◆ TRECHO DO TEXTO
____

Era evidente a quem era dirigida essa decisão de Marco Aurélio, concedida às 14 h do último dia de atividade do Judiciário.
A liminar beneficiava Lula – e, para conseguir que este condenado fosse solto, contra duas sentenças da Justiça e uma catadupa de provas dos seus crimes, segundo o Conselho Nacional de Justiça, e a Procuradoria Geral da República (em seu recurso contra a liminar de Marco Aurélio, atendido pelo presidente do STF), “terá o efeito de permitir a soltura, talvez irreversível, de milhares de presos com condenação proferida por Tribunal. Segundo dados do CNJ, tal medida liminar poderá ensejar a soltura de 169 mil presos no país“.
É algo sintomático que, para soltar um condenado – ainda que outros se beneficiassem, era Lula o supremo beneficiado -, o ministro Marco Aurélio Mello não se preocupasse nem mesmo com quantos criminosos seriam soltos por uma liminar genérica em aparência e tão pessoal na essência – somente faltava o retrato 3 x 4 de Lula na decisão de Marco Aurélio.
Como apontou a procuradora geral da República, Raquel Dodge, “as decisões do STF no julgamento de recursos (…), sempre que oriundas do seu órgão Plenário, têm assumido um caráter objetivo, já que desprendido do caso concreto e de suas vicissitudes“.
Exatamente o oposto da liminar de Marco Aurélio, totalmente presa a um caso concreto.
Além do mais, a liminar foi no último dia de atividade do Judiciário, pois, no dia 20 começa o recesso, as férias do Judiciário. E com a discussão sobre a questão da execução da pena após a condenação pela segunda instância já pautada, pelo presidente do STF, para o dia 10 de abril de 2019.
Quem poderia achar algo de normal em tal decisão?
Sobretudo quando afrontava o próprio Supremo, que já decidiu a esse respeito.
A ideia de que um ministro possa, através de uma decisão monocrática (ou seja, meramente individual), se sobrepor ao conjunto dos membros do STF, não é somente irracional. Ela é, sobretudo, antidemocrática, uma espécie de resíduo monárquico ou absolutista, e ao mesmo tempo anarquista, que nada tem a ver com o espírito republicano ou com o chamado Estado Democrático de Direito, exceto se este for apenas uma coleção de palavras sem significado.
Toffoli lembrou, em seu despacho, que a liminar de Mello contrariava “decisão soberana já tomada pela maioria do Tribunal Pleno” (grifo no original).
“A decisão já tomada pela maioria dos membros da Corte deve ser prestigiada pela Presidência”, afirmou o presidente do STF, apontando que a jurisprudência que permite a prisão de condenados após seu julgamento pela segunda instância, incontestável desde 1988 até 2009, foi retomada pelo Supremo em 17 de fevereiro de 2016.
JUSTIÇA E IMPUNIDADE
O motivo desta retomada é que a segunda instância – Tribunais Regionais Federais ou Tribunais de Justiça dos Estados – é a última que examina o mérito do processo. Ou seja, é a última que examina se determinado réu é inocente ou culpado, é a última a examinar as provas e os fatos do crime.

____

◆ DADOS FORNECIDOS

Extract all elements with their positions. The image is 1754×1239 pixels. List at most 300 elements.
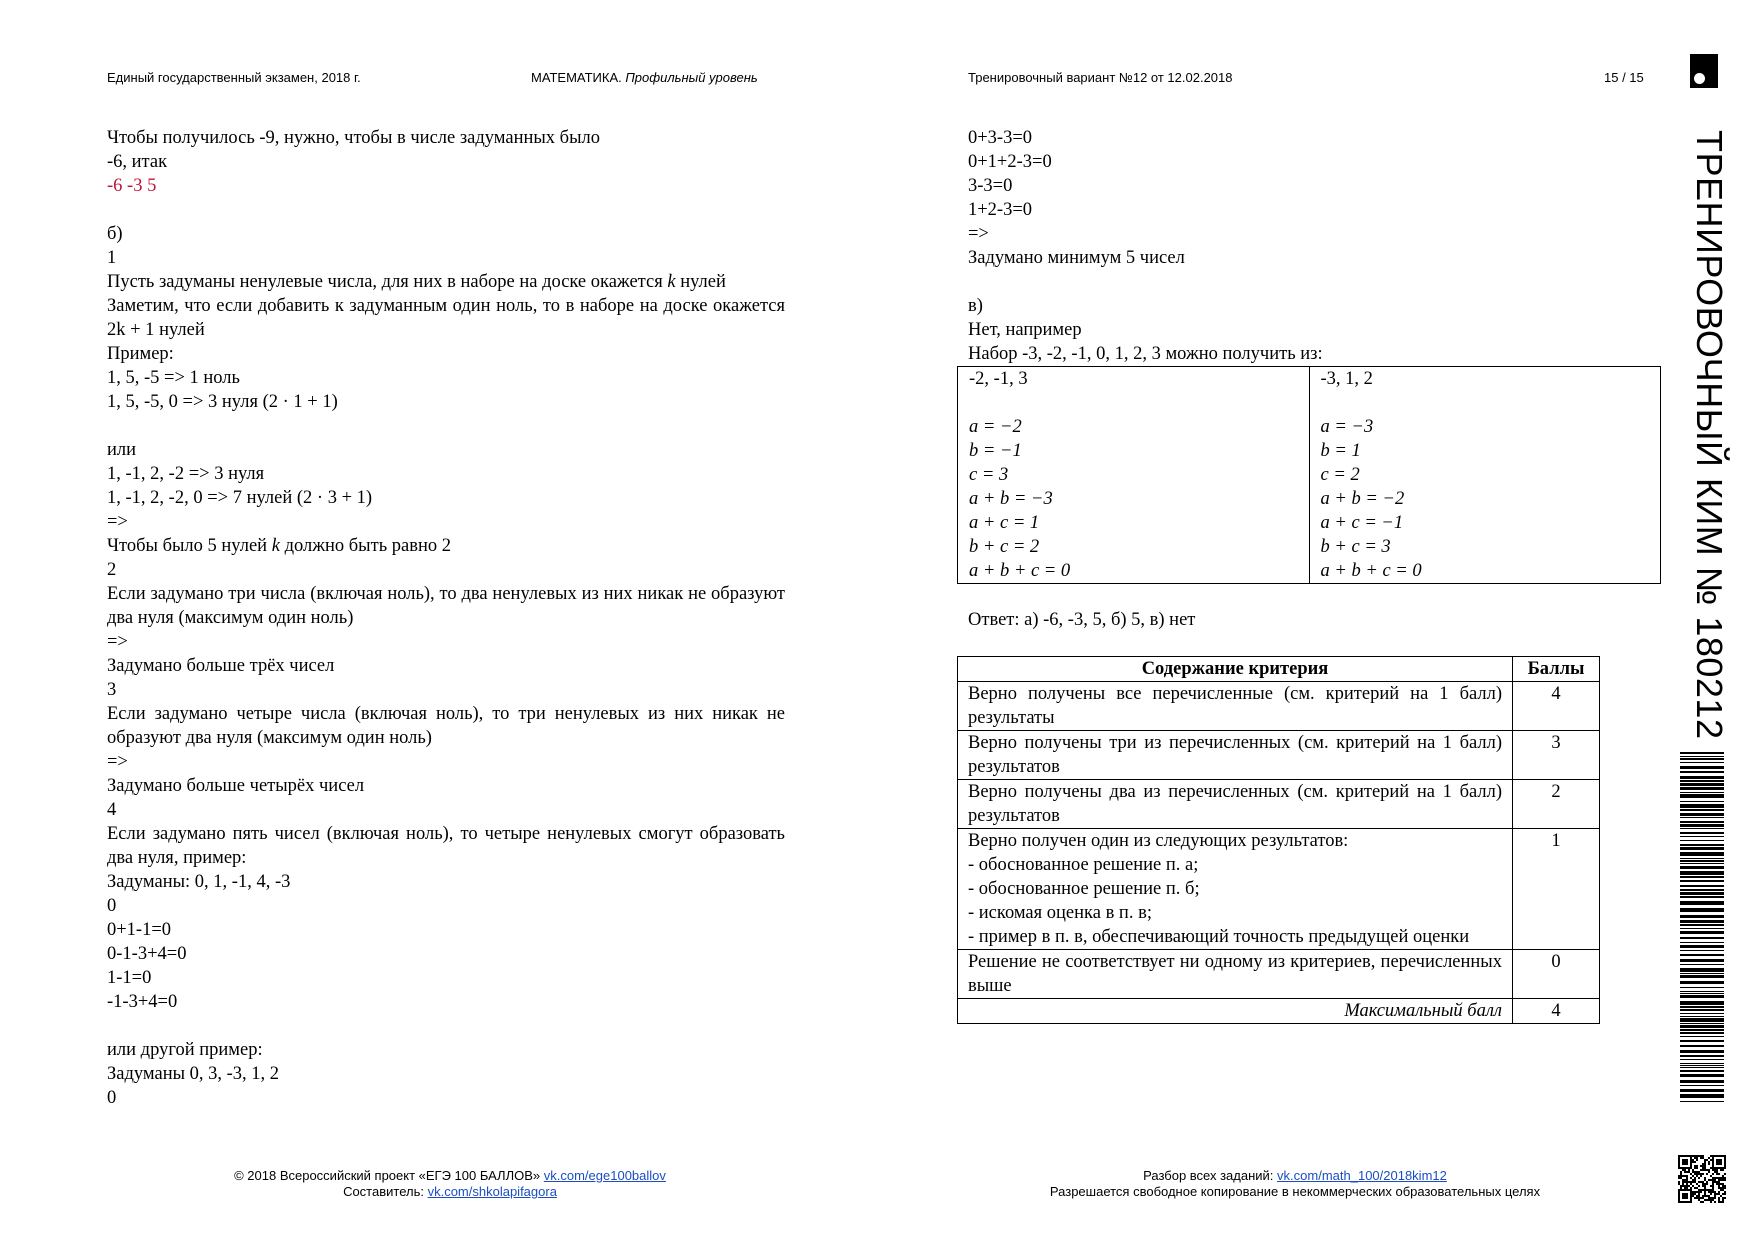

____

◆ OBJETIVO DECLARADO
Liste todas as pessoas citadas pelo nome no trecho do texto sobre a liminar.

◆ RESPOSTA COMPLETA
Marco Aurélio Mello
Lula
Raquel Dodge
Toffoli